__Exercise instructions__
Provide an exact transcription of all the records.

__Recorded information__
######

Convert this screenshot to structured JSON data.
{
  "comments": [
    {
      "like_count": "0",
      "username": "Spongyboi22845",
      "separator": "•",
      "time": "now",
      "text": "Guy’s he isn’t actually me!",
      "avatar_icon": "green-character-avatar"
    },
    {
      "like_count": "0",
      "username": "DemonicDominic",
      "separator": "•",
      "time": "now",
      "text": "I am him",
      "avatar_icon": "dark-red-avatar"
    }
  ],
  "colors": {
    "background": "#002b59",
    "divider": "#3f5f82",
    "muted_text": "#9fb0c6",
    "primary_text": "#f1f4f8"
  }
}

######

__Written reply__
Convert this screenshot to structured JSON data.
{
  "comments": [
    {
      "like_count": "0",
      "username": "Spongyboi22845",
      "separator": "•",
      "time": "now",
      "text": "Guy’s he isn’t actually me!",
      "avatar_icon": "green-character-avatar"
    },
    {
      "like_count": "0",
      "username": "DemonicDominic",
      "separator": "•",
      "time": "now",
      "text": "I am him",
      "avatar_icon": "dark-red-avatar"
    }
  ],
  "colors": {
    "background": "#002b59",
    "divider": "#3f5f82",
    "muted_text": "#9fb0c6",
    "primary_text": "#f1f4f8"
  }
}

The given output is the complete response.